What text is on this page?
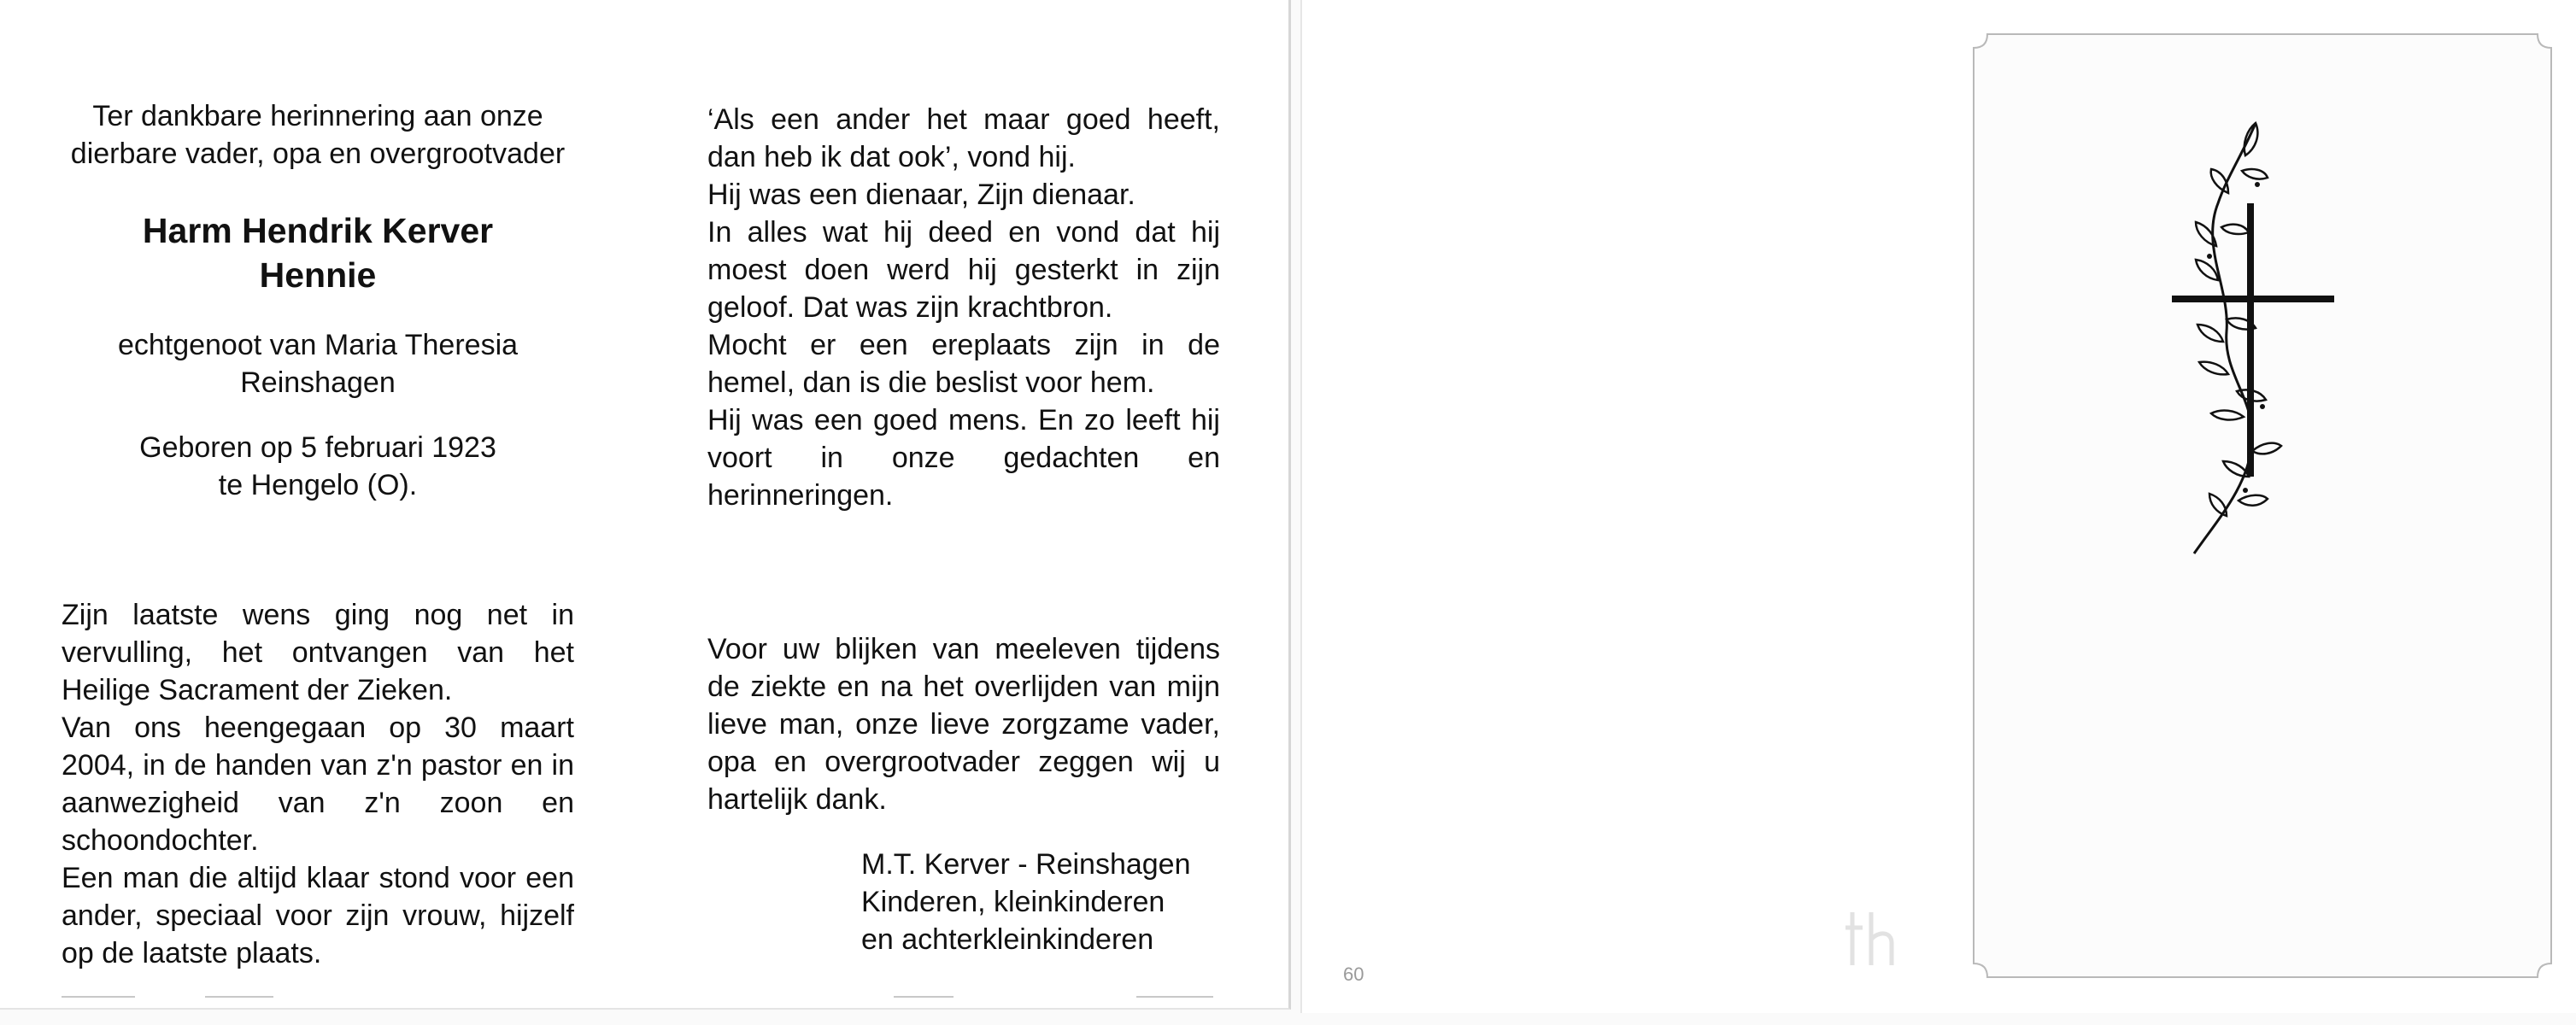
Ter dankbare herinnering aan onze
dierbare vader, opa en overgrootvader

Harm Hendrik Kerver
Hennie

echtgenoot van Maria Theresia
Reinshagen

Geboren op 5 februari 1923
te Hengelo (O).

Zijn laatste wens ging nog net in vervulling, het ontvangen van het Heilige Sacrament der Zieken.

Van ons heengegaan op 30 maart 2004, in de handen van z'n pastor en in aanwezigheid van z'n zoon en schoondochter.

Een man die altijd klaar stond voor een ander, speciaal voor zijn vrouw, hijzelf op de laatste plaats.

‘Als een ander het maar goed heeft, dan heb ik dat ook’, vond hij.

Hij was een dienaar, Zijn dienaar.

In alles wat hij deed en vond dat hij moest doen werd hij gesterkt in zijn geloof. Dat was zijn krachtbron.

Mocht er een ereplaats zijn in de hemel, dan is die beslist voor hem.

Hij was een goed mens. En zo leeft hij voort in onze gedachten en herinneringen.

Voor uw blijken van meeleven tijdens de ziekte en na het overlijden van mijn lieve man, onze lieve zorgzame vader, opa en overgrootvader zeggen wij u hartelijk dank.

M.T. Kerver - Reinshagen
Kinderen, kleinkinderen
en achterkleinkinderen

60
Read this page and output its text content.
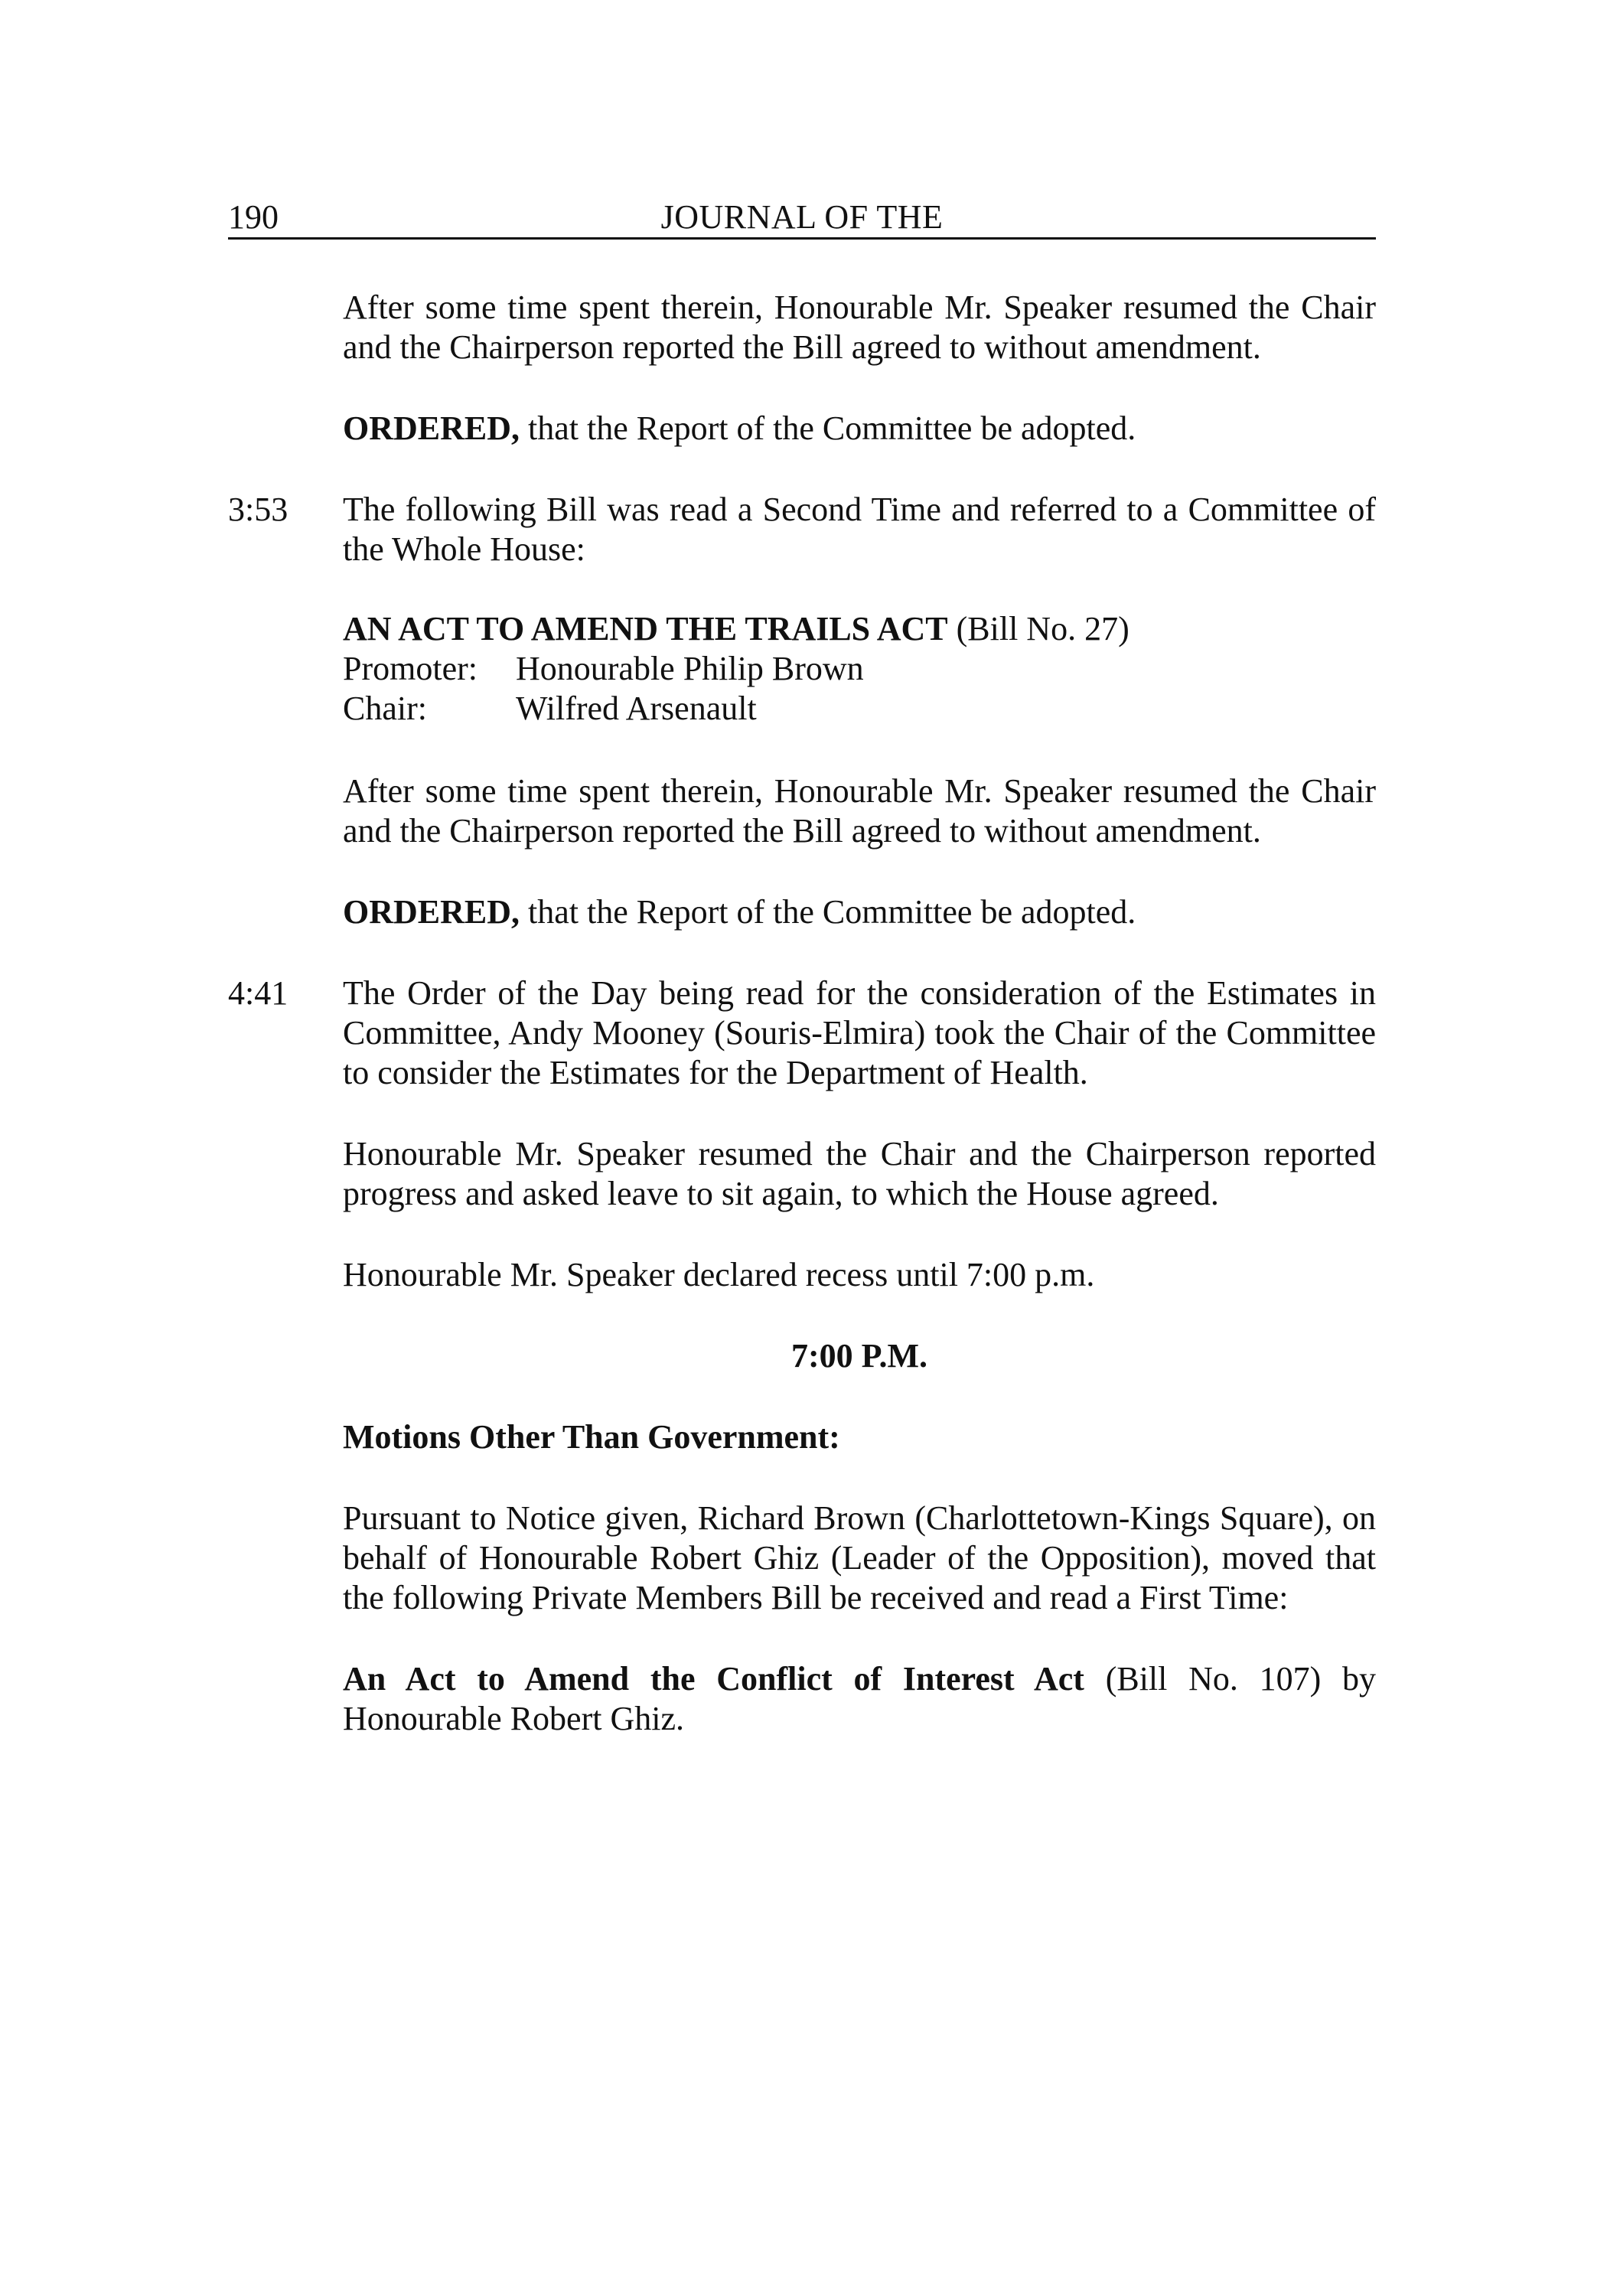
190	JOURNAL OF THE
After some time spent therein, Honourable Mr. Speaker resumed the Chair
and the Chairperson reported the Bill agreed to without amendment.
ORDERED, that the Report of the Committee be adopted.
3:53	The following Bill was read a Second Time and referred to a Committee of
the Whole House:
AN ACT TO AMEND THE TRAILS ACT (Bill No. 27)
Promoter:	Honourable Philip Brown
Chair:	Wilfred Arsenault
After some time spent therein, Honourable Mr. Speaker resumed the Chair
and the Chairperson reported the Bill agreed to without amendment.
ORDERED, that the Report of the Committee be adopted.
4:41	The Order of the Day being read for the consideration of the Estimates in
Committee, Andy Mooney (Souris-Elmira) took the Chair of the Committee
to consider the Estimates for the Department of Health.
Honourable Mr. Speaker resumed the Chair and the Chairperson reported
progress and asked leave to sit again, to which the House agreed.
Honourable Mr. Speaker declared recess until 7:00 p.m.
7:00 P.M.
Motions Other Than Government:
Pursuant to Notice given, Richard Brown (Charlottetown-Kings Square), on
behalf of Honourable Robert Ghiz (Leader of the Opposition), moved that
the following Private Members Bill be received and read a First Time:
An Act to Amend the Conflict of Interest Act (Bill No. 107) by
Honourable Robert Ghiz.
====================
** SET EXERCISE **
The material above holds pictures; copy everything else in it exactly.

** ANSWER TO THE PROBLEM **
What text is on this page?
Ter dankbare herinnering aan onze
dierbare vader, opa en overgrootvader

Harm Hendrik Kerver
Hennie

echtgenoot van Maria Theresia
Reinshagen

Geboren op 5 februari 1923
te Hengelo (O).

Zijn laatste wens ging nog net in vervulling, het ontvangen van het Heilige Sacrament der Zieken.

Van ons heengegaan op 30 maart 2004, in de handen van z'n pastor en in aanwezigheid van z'n zoon en schoondochter.

Een man die altijd klaar stond voor een ander, speciaal voor zijn vrouw, hijzelf op de laatste plaats.

‘Als een ander het maar goed heeft, dan heb ik dat ook’, vond hij.

Hij was een dienaar, Zijn dienaar.

In alles wat hij deed en vond dat hij moest doen werd hij gesterkt in zijn geloof. Dat was zijn krachtbron.

Mocht er een ereplaats zijn in de hemel, dan is die beslist voor hem.

Hij was een goed mens. En zo leeft hij voort in onze gedachten en herinneringen.

Voor uw blijken van meeleven tijdens de ziekte en na het overlijden van mijn lieve man, onze lieve zorgzame vader, opa en overgrootvader zeggen wij u hartelijk dank.

M.T. Kerver - Reinshagen
Kinderen, kleinkinderen
en achterkleinkinderen

60
Read this page and output its text content.
190	JOURNAL OF THE
After some time spent therein, Honourable Mr. Speaker resumed the Chair
and the Chairperson reported the Bill agreed to without amendment.
ORDERED, that the Report of the Committee be adopted.
3:53	The following Bill was read a Second Time and referred to a Committee of
the Whole House:
AN ACT TO AMEND THE TRAILS ACT (Bill No. 27)
Promoter:	Honourable Philip Brown
Chair:	Wilfred Arsenault
After some time spent therein, Honourable Mr. Speaker resumed the Chair
and the Chairperson reported the Bill agreed to without amendment.
ORDERED, that the Report of the Committee be adopted.
4:41	The Order of the Day being read for the consideration of the Estimates in
Committee, Andy Mooney (Souris-Elmira) took the Chair of the Committee
to consider the Estimates for the Department of Health.
Honourable Mr. Speaker resumed the Chair and the Chairperson reported
progress and asked leave to sit again, to which the House agreed.
Honourable Mr. Speaker declared recess until 7:00 p.m.
7:00 P.M.
Motions Other Than Government:
Pursuant to Notice given, Richard Brown (Charlottetown-Kings Square), on
behalf of Honourable Robert Ghiz (Leader of the Opposition), moved that
the following Private Members Bill be received and read a First Time:
An Act to Amend the Conflict of Interest Act (Bill No. 107) by
Honourable Robert Ghiz.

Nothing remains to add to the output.